[BEGIN Excerpt]
What? No way! But lysander and hermia kiss.
I forbid you to kiss Gwen.
I won't be kissing Gwen.
My character will be kissing her character.
Oh, yeah? Well, my character will be punching your character out.
Not fair.
Good work, guys.
Gwen, you seem like a lovely girl.
And I would hate to see you get hurt.
Why would I get hurt? 'Cause if your stage kiss with Zack lasts longer than a second and a half, I'm gonna flatten you like road kill.
Carey: Good, good, good, good, good.
Nice facial work, girls.
Look, I like Cody, not Zack.
So you say.
Just keep the kissing to a minimum.
Ok, Zack.
Gwen.
Let's start with the scene where hermia and lysander decide to elope.
And remember, this is the play where everyone falls in love with the wrong person because they've been bewitched by the fairy puck, but in the end, true love conquers all.
Ha! Uh, I just wanted to get the theme in.
Ok, if we're all through.
Start there.
If thou lovest me, then-- ok, good.
I'm gonna stop you.
I need you to play the subtext, the emotion underneath the words.
Yeah.
You're asking her to run away with you-- I was getting that.
Oh! Sorry.
Ok.
[END Excerpt]
▶ _Problem details_
Carry on the rehearsal dialogue above, starting right after its last line.
[BEGIN Given data]
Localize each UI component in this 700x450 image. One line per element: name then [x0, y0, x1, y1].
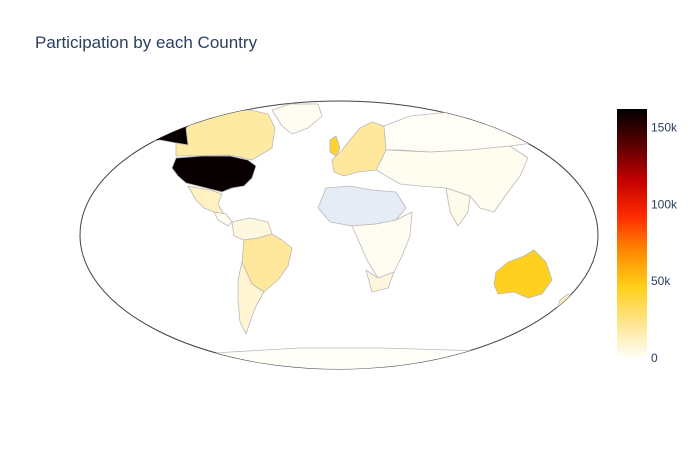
[END Given data]
▶ _Task answer_
Let's try it again and this time, I want to feel the emotion.
Now, look into each other's eyes.
Connect.
And then, say what you really feel.
If thou lovest me, then steal forth thy father's house tomorrow night.
My good lysander, I swear to thee by cupid's strongest bow, tomorrow, truly, will I meet with thee.
Cool.
All: Whoo! Whoo! Hey, Cody.
I've been thinking, and it might be a good idea if we see other people.
Other people? We've barely seen each other! Come on.
We've had some pretty good times.
You mean yesterday? Exactly.
Glad you understand.
You! How dare you steal my girlfriend! Can I help it if I'm an amazing kisser? Look, I like Vanessa, not Gwen.
And here comes my woman now.
Hi, Cody.
I heard you and Gwen broke up.
Where did you hear that? Oh, everyone's talking about it.
Anyway, uh, if you want a shoulder to cry on, I'm available.
No! I mean, he's busy.
He's got a meeting Of the geek club.
It's the glee club.
Have you seen who shows up? But I'm free.
Oh, well.
Maybe another time.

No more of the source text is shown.